■ Exercise objective: Will you restate verbatim the lines running from the line with "Read this page and output its text content." to the end of the data, leaving out everything else?
================
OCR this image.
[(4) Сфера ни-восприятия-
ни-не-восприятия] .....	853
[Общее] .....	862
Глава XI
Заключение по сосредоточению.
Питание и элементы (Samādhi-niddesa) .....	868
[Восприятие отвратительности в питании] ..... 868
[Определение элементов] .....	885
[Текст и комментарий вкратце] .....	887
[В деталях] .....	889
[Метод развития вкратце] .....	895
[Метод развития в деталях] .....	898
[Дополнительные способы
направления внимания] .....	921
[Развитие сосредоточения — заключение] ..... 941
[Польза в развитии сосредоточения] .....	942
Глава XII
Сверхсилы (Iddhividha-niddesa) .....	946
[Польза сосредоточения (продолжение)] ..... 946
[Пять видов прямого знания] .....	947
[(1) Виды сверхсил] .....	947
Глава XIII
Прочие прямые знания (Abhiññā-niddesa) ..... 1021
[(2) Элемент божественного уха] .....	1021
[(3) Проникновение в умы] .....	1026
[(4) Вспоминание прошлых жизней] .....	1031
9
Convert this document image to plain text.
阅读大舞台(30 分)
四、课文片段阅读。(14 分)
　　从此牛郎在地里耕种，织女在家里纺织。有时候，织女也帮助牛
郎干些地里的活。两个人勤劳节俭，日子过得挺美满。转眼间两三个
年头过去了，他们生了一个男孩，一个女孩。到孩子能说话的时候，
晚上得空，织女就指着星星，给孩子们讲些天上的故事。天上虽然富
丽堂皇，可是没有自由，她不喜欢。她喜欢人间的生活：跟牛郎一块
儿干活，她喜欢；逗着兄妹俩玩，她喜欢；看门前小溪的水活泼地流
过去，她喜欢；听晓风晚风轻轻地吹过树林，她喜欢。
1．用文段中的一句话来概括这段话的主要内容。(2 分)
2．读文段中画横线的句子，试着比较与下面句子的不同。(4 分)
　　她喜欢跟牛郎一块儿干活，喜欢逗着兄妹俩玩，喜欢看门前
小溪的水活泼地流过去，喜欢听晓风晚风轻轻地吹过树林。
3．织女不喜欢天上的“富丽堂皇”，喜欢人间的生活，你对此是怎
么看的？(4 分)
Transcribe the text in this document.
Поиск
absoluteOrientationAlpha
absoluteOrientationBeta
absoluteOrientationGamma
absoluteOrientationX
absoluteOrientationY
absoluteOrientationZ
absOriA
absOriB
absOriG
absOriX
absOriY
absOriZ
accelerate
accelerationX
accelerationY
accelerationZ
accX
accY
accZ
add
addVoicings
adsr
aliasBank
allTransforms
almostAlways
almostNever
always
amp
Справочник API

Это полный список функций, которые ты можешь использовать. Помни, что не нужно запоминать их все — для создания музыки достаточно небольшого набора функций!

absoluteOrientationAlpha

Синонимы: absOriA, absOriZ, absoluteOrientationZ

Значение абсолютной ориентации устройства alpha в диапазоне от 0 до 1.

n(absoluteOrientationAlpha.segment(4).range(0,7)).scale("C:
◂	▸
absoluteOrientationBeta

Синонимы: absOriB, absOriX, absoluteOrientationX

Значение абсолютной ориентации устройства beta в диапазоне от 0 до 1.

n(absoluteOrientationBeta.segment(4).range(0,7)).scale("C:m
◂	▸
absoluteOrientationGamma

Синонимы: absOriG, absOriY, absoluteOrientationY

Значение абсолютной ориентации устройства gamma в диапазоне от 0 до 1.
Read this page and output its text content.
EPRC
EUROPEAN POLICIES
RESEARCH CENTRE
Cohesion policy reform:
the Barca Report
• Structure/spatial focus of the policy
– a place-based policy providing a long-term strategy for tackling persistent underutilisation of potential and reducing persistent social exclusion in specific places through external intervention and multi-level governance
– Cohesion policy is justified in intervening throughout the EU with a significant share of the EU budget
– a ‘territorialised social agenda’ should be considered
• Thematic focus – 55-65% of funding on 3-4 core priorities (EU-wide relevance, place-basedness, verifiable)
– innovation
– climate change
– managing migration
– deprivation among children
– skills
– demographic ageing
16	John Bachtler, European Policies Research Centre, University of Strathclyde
================
■ Exercise answer:
Read this page and output its text content.
EPRC
EUROPEAN POLICIES
RESEARCH CENTRE
Cohesion policy reform:
the Barca Report
• Structure/spatial focus of the policy
– a place-based policy providing a long-term strategy for tackling persistent underutilisation of potential and reducing persistent social exclusion in specific places through external intervention and multi-level governance
– Cohesion policy is justified in intervening throughout the EU with a significant share of the EU budget
– a ‘territorialised social agenda’ should be considered
• Thematic focus – 55-65% of funding on 3-4 core priorities (EU-wide relevance, place-basedness, verifiable)
– innovation
– climate change
– managing migration
– deprivation among children
– skills
– demographic ageing
16	John Bachtler, European Policies Research Centre, University of Strathclyde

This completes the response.